START Supplied text

Early in the morning, before getting sucked into the e-world, sometimes even before having coffee, I’ve been reading a book called Cancer: The Evolutionary Legacy by a British medical researcher named Mel Greaves. This probably sounds like an astoundingly bad way to start the day, but Greaves’ tone is pretty light, and he doesn’t get into the individual stories of cancer sufferers. It’s a concept book, and an incredibly fascinating one. I’m only making it through a few pages a day, because I’m constantly stopping to digest some point, and turning the margins into snarls of exclamation points, arrows, and scribbled thoughts.

END Supplied text

Reproduce everything in the passage above about the cancer book, from "Early in the" down to "and scribbled thoughts.".

START Exercise data

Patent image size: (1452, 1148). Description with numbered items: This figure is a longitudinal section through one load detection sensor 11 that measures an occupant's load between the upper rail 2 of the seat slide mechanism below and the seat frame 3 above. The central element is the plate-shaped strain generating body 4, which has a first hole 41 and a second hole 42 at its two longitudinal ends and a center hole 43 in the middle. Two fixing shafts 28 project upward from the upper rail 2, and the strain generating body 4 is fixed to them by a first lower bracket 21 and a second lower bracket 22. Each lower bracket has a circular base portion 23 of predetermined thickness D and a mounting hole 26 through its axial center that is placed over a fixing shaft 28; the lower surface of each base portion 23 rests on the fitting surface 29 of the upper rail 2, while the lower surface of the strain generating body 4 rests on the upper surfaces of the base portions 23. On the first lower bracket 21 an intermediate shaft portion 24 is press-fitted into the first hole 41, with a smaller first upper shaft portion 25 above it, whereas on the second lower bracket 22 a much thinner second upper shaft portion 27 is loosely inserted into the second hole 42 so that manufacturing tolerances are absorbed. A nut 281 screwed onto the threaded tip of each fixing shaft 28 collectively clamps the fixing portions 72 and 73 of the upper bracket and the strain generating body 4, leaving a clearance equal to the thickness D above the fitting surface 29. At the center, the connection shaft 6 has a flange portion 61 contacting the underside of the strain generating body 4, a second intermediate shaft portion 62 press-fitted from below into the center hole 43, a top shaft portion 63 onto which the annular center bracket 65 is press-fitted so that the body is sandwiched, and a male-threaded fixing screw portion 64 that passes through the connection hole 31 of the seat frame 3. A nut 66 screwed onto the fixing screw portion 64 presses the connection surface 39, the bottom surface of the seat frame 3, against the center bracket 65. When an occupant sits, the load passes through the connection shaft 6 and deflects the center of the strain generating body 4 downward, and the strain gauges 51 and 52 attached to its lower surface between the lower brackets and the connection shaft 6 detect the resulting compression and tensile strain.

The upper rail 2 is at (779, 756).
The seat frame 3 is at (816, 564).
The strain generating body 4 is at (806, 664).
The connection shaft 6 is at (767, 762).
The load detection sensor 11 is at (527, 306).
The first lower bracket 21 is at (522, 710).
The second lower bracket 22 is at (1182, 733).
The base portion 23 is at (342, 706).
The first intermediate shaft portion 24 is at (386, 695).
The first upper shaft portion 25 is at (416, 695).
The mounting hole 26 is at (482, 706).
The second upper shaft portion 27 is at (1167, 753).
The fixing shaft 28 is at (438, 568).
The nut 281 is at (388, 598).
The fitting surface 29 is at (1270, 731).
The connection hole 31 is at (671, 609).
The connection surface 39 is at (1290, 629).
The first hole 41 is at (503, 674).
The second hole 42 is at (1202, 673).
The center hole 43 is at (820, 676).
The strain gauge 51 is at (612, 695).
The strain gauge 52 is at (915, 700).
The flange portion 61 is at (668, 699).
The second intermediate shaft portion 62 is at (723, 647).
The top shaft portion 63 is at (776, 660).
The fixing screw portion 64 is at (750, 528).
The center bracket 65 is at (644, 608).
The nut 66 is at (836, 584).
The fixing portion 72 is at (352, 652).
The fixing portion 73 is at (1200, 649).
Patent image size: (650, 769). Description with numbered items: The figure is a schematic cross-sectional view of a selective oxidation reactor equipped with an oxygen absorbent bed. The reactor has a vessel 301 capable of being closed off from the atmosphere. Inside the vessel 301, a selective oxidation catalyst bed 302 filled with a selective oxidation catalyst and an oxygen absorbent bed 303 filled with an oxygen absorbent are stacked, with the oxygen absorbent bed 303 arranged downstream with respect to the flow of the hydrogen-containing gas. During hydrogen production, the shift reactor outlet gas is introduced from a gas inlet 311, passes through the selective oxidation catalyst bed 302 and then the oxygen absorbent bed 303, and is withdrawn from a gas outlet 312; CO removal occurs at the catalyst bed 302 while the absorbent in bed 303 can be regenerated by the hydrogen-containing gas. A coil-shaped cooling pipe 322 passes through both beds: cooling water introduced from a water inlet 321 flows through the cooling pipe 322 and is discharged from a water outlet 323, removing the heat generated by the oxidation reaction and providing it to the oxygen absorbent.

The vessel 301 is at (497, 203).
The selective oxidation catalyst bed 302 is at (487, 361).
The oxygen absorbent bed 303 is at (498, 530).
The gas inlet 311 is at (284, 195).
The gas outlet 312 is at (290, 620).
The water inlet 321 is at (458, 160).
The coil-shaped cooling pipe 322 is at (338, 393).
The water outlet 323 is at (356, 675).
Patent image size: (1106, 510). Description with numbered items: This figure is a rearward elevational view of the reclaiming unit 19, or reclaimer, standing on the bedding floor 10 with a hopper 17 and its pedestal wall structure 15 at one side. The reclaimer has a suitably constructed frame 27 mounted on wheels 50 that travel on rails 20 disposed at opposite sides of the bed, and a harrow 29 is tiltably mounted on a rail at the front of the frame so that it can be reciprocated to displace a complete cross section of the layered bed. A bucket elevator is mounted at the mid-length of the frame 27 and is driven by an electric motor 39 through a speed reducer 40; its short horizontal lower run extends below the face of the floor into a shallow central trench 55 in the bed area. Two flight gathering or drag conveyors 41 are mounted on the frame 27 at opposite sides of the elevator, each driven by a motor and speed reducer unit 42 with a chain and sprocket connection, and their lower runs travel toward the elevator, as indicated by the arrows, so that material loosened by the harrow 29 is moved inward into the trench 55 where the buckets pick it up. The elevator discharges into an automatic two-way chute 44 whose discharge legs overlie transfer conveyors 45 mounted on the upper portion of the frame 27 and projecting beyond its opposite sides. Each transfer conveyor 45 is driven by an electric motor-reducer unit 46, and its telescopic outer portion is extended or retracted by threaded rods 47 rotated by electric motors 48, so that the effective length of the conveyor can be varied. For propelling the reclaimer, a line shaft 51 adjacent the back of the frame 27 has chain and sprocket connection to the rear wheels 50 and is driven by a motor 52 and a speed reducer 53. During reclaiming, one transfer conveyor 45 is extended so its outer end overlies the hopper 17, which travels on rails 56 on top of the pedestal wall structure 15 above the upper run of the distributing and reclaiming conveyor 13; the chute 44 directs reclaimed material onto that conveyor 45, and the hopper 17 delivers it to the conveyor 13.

END Exercise data

▸ **Response to this task**
Early in the morning, before getting sucked into the e-world, sometimes even before having coffee, I’ve been reading a book called Cancer: The Evolutionary Legacy by a British medical researcher named Mel Greaves. This probably sounds like an astoundingly bad way to start the day, but Greaves’ tone is pretty light, and he doesn’t get into the individual stories of cancer sufferers. It’s a concept book, and an incredibly fascinating one. I’m only making it through a few pages a day, because I’m constantly stopping to digest some point, and turning the margins into snarls of exclamation points, arrows, and scribbled thoughts.